━━━━━ ENTRIES

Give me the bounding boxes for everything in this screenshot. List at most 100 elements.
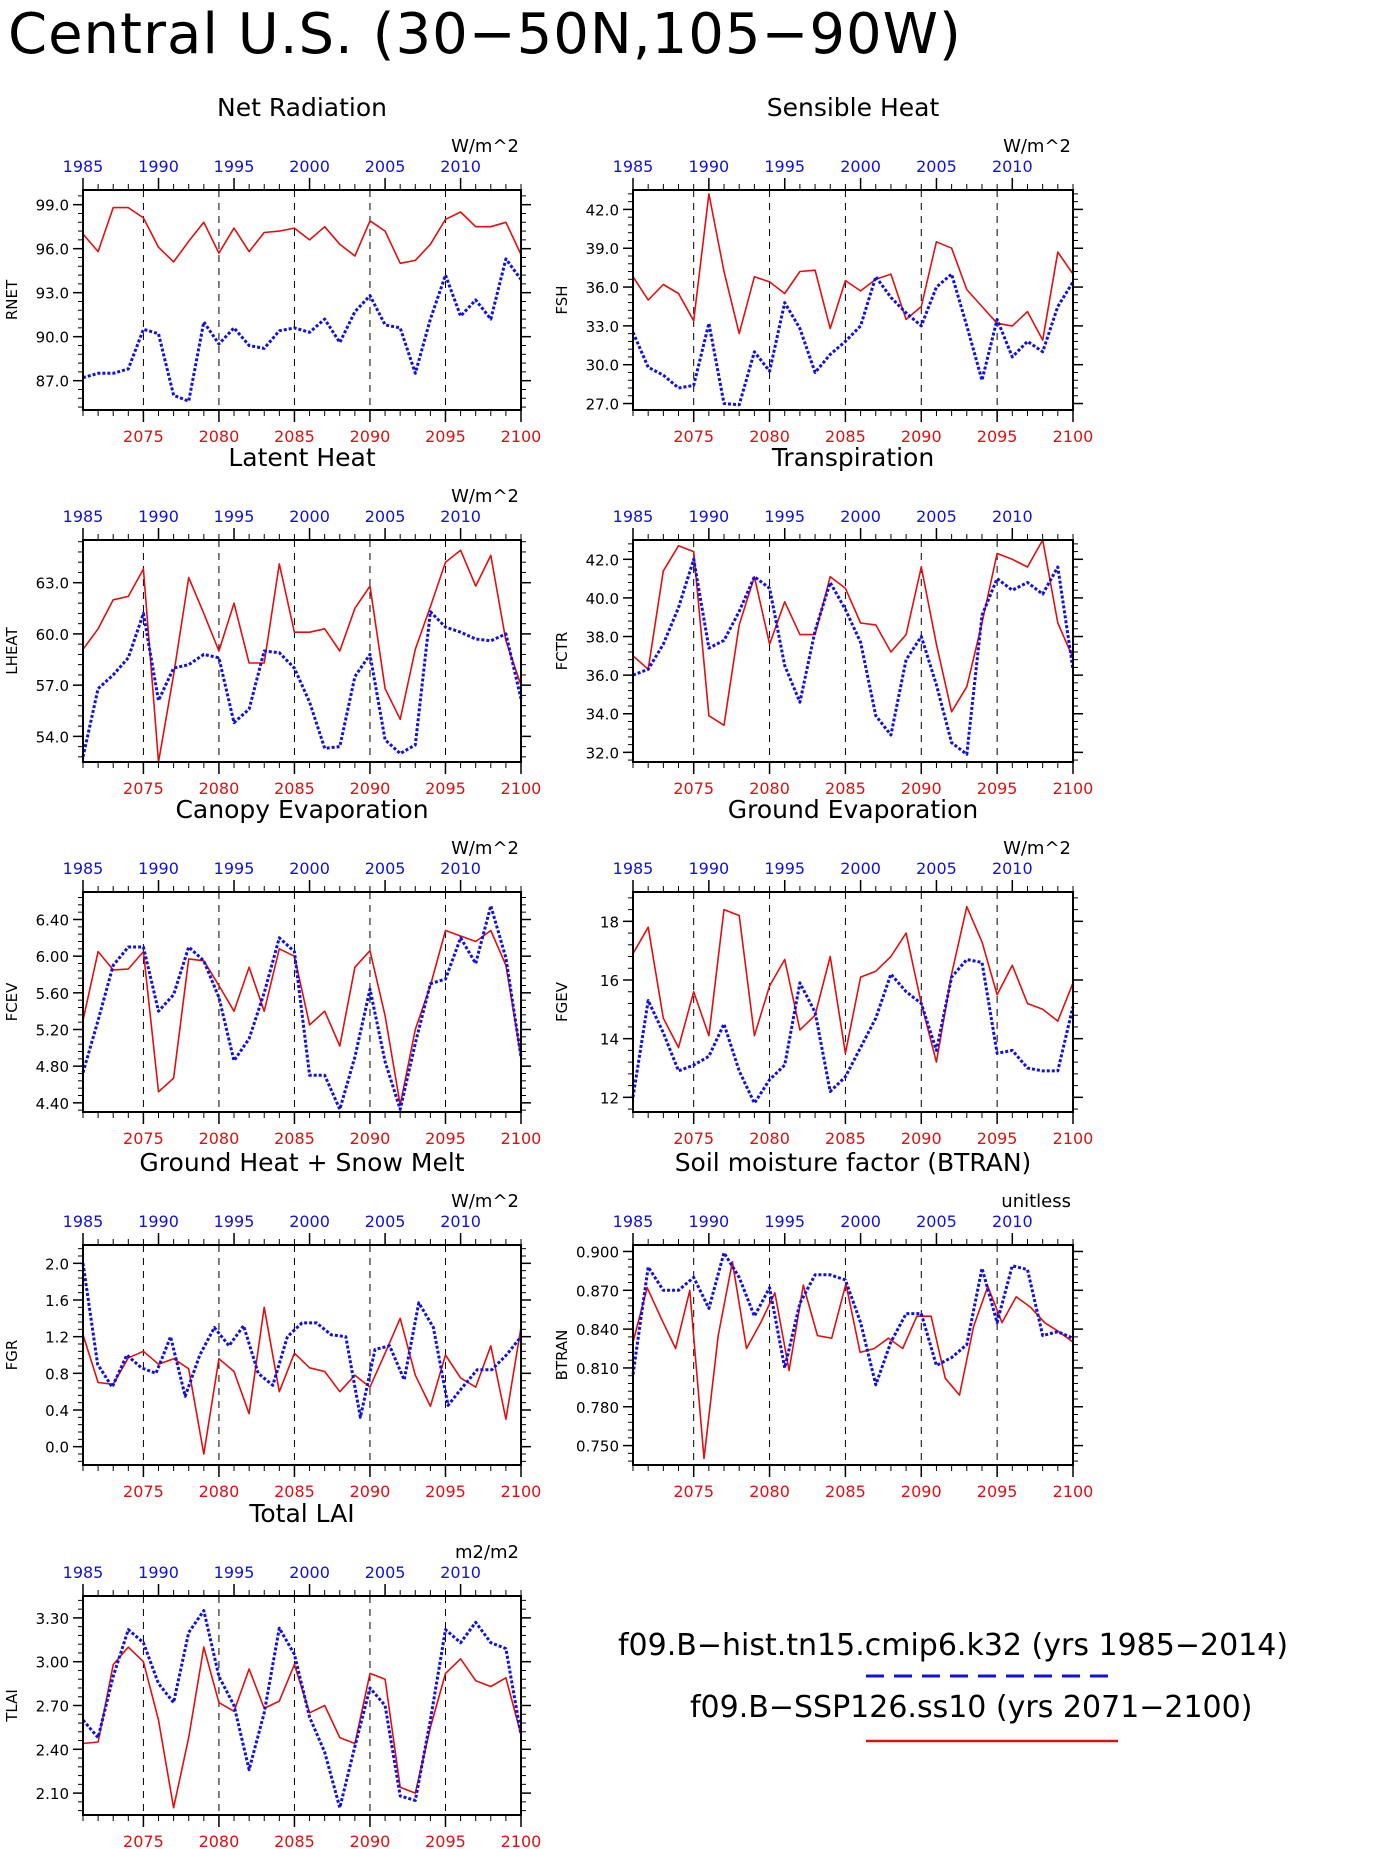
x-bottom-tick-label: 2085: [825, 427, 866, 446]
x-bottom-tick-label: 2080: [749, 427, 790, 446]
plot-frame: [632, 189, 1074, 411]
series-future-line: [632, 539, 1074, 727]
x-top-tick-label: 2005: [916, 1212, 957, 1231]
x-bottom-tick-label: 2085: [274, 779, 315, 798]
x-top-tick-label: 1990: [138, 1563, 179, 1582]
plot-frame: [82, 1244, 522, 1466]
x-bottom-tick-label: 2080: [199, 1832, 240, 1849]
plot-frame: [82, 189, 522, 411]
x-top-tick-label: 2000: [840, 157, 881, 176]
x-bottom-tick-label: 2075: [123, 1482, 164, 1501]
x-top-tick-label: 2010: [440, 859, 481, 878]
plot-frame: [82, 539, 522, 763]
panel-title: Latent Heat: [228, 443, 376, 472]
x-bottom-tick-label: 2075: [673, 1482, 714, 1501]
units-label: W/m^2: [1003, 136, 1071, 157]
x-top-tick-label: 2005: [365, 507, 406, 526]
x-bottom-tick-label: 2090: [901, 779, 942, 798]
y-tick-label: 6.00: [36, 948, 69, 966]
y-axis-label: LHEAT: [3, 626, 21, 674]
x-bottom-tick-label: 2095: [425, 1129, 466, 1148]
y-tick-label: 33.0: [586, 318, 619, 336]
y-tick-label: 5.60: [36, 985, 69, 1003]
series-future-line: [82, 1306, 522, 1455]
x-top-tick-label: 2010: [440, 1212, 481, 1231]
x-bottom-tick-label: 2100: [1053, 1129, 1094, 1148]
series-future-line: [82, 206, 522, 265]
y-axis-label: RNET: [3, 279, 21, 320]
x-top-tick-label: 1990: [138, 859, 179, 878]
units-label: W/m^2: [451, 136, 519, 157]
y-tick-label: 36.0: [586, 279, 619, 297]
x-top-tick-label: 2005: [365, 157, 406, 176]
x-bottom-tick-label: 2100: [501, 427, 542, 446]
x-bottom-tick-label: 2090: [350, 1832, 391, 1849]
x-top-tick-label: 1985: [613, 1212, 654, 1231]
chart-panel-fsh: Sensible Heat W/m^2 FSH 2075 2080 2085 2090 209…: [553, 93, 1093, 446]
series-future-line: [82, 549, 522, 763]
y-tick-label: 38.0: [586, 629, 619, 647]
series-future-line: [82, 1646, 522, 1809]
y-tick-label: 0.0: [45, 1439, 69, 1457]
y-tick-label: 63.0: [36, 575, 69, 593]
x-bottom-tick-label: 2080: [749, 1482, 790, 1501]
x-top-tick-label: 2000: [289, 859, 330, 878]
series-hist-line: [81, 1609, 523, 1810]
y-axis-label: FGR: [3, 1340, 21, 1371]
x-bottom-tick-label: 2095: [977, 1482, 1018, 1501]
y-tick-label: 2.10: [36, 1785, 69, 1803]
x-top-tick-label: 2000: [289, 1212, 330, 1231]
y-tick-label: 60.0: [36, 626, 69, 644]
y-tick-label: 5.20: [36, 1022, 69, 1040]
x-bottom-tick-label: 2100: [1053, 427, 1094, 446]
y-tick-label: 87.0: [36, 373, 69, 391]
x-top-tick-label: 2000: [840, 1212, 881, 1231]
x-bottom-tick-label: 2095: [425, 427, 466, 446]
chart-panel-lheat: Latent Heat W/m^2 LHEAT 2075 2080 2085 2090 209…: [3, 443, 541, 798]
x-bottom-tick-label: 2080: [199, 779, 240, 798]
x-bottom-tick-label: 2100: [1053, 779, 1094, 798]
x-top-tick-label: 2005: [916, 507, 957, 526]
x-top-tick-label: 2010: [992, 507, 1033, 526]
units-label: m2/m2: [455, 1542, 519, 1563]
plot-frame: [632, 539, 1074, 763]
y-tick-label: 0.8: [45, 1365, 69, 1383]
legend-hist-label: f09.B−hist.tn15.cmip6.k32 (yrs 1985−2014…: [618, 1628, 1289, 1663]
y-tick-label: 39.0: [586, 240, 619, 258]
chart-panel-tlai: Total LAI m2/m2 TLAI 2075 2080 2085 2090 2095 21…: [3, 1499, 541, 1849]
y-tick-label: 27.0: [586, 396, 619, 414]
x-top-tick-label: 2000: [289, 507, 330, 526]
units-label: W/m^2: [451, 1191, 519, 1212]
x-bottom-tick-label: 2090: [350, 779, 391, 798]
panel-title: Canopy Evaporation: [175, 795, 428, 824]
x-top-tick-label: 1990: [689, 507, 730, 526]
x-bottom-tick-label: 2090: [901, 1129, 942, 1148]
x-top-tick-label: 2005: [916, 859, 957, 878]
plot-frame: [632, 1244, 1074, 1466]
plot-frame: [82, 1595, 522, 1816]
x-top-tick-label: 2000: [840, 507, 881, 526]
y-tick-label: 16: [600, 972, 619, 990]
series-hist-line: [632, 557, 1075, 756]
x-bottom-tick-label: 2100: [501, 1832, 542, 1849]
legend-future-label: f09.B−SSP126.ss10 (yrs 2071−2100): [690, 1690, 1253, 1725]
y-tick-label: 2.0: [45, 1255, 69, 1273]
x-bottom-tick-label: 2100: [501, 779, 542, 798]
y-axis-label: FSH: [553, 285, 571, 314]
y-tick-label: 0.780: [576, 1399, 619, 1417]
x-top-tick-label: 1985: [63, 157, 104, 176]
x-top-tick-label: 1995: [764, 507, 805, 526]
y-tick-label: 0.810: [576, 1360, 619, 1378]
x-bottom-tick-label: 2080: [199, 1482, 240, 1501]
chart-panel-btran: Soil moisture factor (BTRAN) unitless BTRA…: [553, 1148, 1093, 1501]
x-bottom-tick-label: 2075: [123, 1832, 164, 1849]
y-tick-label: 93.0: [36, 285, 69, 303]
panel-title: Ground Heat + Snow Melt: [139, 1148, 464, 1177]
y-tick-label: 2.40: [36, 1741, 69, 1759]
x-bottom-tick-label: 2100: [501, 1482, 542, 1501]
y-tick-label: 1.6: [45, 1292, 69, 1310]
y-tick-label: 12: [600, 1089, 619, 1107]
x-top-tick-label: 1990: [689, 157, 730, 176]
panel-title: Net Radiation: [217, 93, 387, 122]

━━━━━━━━━━
━━━━━ ENTRIES

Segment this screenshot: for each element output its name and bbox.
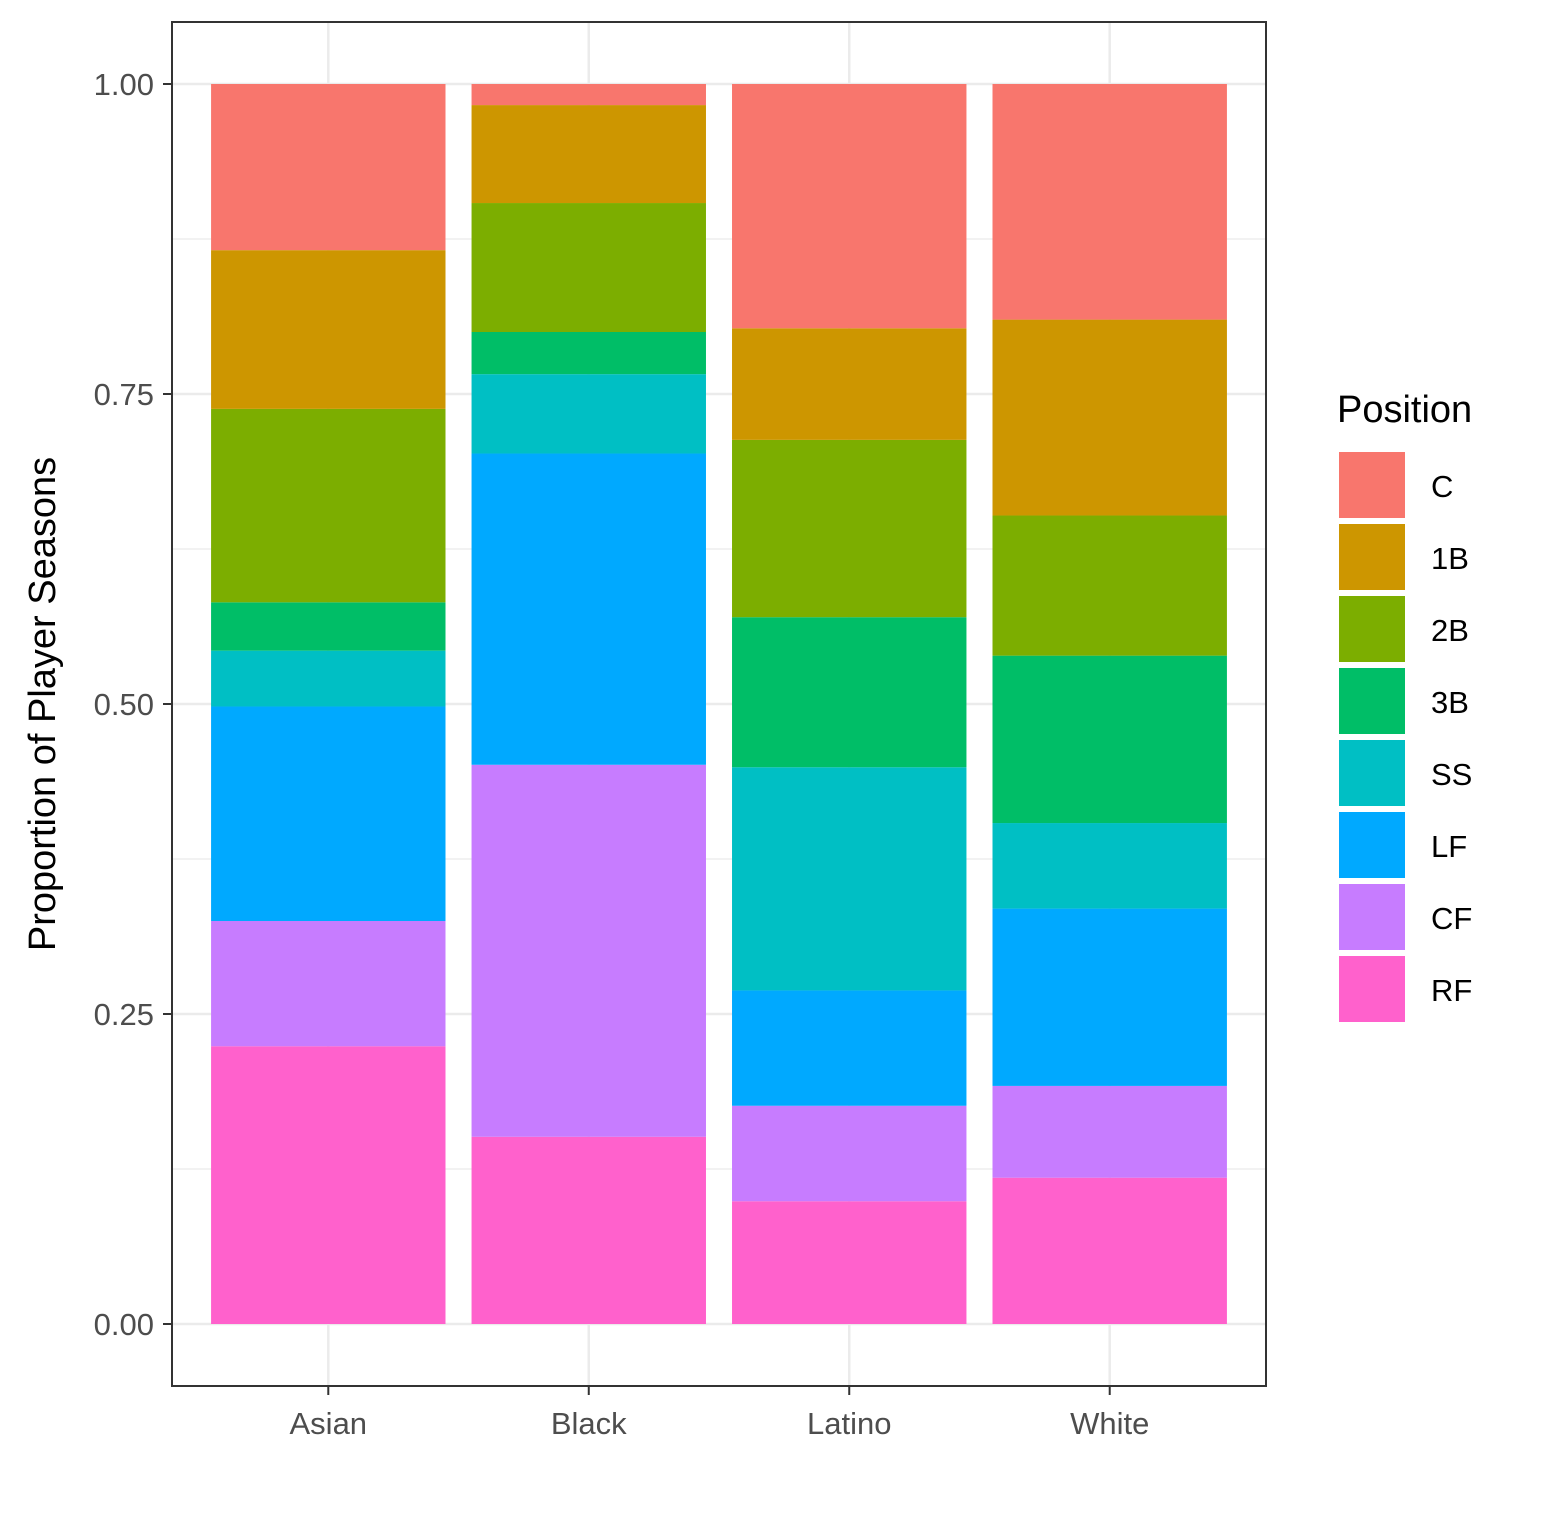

━━━━━━━━━━
━━━━━ ENTRIES

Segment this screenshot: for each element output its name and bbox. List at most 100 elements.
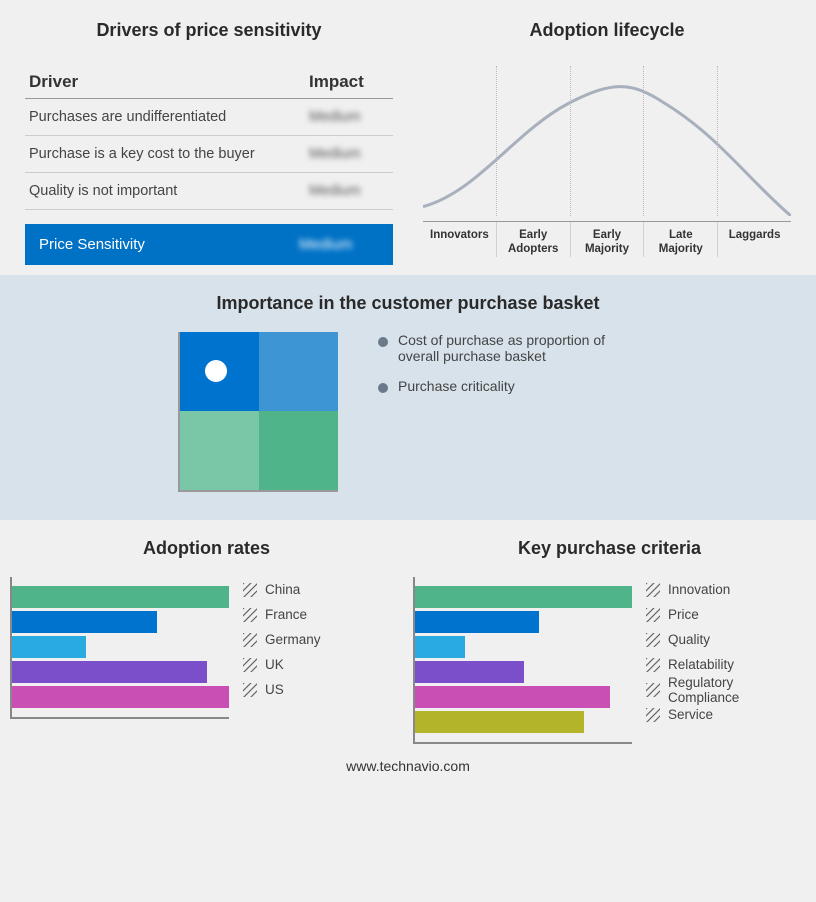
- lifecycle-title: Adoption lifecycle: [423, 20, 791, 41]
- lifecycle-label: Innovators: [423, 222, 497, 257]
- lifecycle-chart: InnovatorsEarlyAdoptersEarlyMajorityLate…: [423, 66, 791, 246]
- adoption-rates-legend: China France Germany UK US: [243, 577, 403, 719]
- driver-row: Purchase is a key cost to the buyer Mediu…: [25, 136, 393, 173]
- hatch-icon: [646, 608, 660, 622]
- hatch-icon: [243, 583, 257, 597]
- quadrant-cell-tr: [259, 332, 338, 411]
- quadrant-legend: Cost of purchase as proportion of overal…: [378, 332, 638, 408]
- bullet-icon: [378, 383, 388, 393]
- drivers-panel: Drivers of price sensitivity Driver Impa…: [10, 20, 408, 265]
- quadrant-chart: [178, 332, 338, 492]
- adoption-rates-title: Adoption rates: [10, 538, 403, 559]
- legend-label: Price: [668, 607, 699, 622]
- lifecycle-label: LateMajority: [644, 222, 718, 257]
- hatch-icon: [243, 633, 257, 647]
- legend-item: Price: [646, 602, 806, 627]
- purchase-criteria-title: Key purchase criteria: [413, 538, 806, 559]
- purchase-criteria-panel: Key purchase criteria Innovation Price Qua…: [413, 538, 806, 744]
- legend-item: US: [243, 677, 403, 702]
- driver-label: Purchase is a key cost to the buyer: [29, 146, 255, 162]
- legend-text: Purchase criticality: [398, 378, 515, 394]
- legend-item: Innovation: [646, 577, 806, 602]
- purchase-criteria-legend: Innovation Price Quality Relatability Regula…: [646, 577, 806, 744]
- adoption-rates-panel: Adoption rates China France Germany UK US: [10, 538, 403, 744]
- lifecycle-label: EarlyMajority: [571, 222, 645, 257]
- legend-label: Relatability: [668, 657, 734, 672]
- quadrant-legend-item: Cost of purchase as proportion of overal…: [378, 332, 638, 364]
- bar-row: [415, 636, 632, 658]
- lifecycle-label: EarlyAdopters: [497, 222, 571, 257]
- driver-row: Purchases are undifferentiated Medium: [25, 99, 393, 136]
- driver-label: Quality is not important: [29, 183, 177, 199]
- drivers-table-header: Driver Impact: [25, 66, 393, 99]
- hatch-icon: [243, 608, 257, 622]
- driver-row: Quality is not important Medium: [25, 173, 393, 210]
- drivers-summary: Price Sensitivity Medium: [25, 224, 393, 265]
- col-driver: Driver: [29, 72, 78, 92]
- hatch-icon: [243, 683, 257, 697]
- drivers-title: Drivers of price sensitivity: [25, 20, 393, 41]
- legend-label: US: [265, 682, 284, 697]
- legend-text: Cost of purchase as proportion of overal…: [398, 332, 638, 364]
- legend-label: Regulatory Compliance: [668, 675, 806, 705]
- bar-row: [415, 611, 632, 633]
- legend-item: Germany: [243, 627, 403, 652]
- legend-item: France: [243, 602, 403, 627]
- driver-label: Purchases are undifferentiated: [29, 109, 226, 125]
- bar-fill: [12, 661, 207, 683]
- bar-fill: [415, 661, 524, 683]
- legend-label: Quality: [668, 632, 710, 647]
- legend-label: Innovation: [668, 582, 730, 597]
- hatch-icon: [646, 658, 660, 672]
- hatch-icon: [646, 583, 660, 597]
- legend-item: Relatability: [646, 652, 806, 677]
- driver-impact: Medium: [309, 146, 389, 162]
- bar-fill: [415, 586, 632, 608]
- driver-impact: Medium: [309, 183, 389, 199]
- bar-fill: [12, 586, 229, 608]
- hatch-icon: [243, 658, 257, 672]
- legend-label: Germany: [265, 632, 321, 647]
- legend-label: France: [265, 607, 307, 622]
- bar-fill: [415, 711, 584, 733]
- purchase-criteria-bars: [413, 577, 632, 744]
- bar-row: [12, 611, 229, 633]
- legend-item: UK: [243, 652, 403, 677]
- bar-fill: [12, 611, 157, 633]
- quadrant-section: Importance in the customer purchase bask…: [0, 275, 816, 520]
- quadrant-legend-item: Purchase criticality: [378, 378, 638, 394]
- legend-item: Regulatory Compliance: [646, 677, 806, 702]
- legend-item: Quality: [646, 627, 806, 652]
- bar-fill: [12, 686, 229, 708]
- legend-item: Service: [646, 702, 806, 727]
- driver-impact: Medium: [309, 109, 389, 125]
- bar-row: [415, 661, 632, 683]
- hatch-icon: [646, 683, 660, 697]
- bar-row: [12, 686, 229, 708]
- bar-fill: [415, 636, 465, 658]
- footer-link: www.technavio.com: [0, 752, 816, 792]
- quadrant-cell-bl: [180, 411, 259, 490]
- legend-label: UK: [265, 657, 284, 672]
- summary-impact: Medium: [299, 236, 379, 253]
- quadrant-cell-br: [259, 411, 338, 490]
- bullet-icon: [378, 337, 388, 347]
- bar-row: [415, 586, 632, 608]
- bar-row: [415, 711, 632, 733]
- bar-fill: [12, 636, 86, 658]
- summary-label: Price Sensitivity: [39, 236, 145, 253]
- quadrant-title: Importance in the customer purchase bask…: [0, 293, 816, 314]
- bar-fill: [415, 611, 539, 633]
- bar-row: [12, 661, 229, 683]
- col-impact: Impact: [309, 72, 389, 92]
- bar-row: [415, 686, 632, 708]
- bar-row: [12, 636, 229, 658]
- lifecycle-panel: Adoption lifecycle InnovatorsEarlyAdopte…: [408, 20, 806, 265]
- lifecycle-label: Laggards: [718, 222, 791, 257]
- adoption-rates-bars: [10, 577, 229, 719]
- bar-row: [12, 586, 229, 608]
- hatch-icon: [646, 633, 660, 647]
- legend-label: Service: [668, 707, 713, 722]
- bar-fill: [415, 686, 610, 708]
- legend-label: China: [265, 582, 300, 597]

━━━━━━━━━━

Reproduce the data above verbatim, from the line containing "Give me the" through the line containing "x-top-tick-label: 2005: [916, 1212, 957, 1231]", with both of those lines included, and omit the pictures from the answer.

PROBLEM SOLUTION:
Give me the bounding boxes for everything in this screenshot. List at most 100 elements.
x-bottom-tick-label: 2085: [825, 427, 866, 446]
x-bottom-tick-label: 2080: [749, 427, 790, 446]
plot-frame: [632, 189, 1074, 411]
series-future-line: [632, 539, 1074, 727]
x-top-tick-label: 2005: [916, 1212, 957, 1231]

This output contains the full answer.